Dataset =>
+ + + + +

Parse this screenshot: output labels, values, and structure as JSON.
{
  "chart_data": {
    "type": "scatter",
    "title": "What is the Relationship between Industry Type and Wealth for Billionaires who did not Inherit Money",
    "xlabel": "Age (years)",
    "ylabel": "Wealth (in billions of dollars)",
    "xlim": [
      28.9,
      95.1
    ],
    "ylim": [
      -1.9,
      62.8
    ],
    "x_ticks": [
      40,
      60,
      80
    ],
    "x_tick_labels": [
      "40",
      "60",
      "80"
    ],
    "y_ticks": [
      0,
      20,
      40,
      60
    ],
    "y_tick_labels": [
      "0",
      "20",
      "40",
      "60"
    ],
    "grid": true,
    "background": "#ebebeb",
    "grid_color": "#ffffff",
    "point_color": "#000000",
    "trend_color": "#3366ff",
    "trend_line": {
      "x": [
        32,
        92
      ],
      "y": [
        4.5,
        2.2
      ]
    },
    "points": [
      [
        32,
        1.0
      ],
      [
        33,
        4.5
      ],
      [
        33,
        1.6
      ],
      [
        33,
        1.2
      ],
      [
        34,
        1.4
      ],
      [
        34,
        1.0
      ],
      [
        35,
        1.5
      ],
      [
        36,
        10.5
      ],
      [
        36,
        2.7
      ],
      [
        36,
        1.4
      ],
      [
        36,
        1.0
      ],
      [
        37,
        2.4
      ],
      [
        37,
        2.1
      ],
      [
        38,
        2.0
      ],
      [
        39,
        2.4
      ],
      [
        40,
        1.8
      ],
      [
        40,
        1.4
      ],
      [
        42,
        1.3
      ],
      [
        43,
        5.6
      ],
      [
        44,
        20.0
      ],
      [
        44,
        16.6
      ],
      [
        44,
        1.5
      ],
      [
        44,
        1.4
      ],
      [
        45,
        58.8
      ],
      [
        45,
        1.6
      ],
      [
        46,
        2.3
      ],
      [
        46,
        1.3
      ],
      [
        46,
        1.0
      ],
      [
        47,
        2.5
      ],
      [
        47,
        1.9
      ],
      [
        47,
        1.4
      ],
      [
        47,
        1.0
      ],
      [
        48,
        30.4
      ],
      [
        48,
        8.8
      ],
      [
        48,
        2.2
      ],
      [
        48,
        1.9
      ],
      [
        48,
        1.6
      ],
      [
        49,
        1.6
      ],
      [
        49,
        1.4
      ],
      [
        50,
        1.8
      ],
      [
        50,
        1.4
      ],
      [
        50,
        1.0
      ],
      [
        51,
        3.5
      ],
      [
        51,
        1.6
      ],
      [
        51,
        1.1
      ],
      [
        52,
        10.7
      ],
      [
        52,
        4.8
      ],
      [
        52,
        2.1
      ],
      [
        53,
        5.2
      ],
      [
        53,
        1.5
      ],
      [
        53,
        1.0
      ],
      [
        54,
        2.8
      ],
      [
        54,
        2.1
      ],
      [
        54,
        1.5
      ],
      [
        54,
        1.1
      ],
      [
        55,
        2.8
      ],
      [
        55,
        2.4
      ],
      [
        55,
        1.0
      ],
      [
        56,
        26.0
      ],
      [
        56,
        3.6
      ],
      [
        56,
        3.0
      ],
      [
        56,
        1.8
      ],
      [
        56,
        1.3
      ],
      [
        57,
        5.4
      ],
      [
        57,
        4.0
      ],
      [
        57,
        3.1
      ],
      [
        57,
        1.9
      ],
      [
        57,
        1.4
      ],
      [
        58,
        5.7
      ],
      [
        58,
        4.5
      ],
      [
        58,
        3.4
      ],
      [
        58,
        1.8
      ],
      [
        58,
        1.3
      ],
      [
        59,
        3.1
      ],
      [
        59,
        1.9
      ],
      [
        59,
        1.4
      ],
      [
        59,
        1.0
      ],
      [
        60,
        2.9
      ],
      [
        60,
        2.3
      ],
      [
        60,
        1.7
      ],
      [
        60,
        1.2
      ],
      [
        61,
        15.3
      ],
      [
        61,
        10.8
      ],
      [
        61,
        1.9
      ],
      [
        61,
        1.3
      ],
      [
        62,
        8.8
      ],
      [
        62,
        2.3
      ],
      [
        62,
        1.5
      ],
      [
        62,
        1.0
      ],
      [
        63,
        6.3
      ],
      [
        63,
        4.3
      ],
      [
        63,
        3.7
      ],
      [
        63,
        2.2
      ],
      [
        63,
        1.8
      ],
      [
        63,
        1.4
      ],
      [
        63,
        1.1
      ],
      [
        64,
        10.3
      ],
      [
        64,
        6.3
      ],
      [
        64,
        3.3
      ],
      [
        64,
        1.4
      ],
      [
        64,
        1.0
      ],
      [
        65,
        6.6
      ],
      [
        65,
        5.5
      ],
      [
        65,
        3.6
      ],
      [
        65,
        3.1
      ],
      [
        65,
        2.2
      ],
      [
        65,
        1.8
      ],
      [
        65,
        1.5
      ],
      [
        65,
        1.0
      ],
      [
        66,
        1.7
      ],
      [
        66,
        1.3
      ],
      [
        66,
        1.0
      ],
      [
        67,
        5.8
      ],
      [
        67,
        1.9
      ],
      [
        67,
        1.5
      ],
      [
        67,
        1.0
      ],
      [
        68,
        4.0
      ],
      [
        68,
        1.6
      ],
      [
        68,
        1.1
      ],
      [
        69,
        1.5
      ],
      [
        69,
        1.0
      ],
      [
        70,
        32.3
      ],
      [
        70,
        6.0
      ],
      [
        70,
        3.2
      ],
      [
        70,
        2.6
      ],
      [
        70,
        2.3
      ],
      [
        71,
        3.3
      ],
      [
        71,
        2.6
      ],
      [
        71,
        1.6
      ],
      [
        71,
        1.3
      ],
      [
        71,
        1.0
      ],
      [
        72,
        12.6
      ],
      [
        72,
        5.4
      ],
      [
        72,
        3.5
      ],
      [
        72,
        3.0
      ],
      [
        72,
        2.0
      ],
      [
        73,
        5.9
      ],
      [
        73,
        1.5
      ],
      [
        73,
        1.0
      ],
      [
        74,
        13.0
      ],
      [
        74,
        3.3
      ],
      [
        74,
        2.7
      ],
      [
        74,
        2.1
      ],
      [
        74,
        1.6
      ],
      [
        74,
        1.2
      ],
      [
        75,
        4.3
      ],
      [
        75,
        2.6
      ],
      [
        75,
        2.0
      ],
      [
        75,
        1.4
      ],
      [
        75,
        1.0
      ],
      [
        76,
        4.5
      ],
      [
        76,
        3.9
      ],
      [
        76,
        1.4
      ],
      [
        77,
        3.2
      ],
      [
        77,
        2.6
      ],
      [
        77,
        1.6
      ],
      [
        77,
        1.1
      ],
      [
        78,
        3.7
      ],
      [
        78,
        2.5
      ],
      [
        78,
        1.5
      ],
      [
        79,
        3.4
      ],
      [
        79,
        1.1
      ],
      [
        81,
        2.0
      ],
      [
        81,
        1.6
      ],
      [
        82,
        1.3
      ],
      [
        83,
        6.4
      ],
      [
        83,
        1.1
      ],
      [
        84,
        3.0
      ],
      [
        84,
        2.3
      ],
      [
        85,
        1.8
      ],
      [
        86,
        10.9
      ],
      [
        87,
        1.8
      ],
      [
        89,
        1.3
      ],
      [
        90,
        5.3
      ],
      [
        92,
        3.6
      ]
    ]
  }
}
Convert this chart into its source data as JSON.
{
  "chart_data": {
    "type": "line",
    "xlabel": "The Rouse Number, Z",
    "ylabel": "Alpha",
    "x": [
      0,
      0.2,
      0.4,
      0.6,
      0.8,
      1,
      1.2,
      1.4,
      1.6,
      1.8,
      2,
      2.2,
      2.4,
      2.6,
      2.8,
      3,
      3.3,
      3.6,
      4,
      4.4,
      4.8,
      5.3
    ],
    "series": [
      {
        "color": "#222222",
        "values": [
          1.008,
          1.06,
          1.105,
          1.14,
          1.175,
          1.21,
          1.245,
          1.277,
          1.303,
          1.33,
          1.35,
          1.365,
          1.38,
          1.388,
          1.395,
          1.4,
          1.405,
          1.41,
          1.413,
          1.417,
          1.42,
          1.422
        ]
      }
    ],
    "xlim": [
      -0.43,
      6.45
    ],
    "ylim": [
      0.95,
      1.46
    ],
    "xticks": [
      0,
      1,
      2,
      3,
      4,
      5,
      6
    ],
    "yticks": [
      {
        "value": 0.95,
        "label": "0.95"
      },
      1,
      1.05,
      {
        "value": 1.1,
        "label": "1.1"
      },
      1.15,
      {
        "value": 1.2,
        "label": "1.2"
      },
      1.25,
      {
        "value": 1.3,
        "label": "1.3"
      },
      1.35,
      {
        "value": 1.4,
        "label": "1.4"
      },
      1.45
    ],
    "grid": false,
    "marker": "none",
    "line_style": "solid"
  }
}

+ + + + +

Aim of the task => In the entries above, find each line with the word "this" and show it.

Task output =>
Parse this screenshot: output labels, values, and structure as JSON.
Convert this chart into its source data as JSON.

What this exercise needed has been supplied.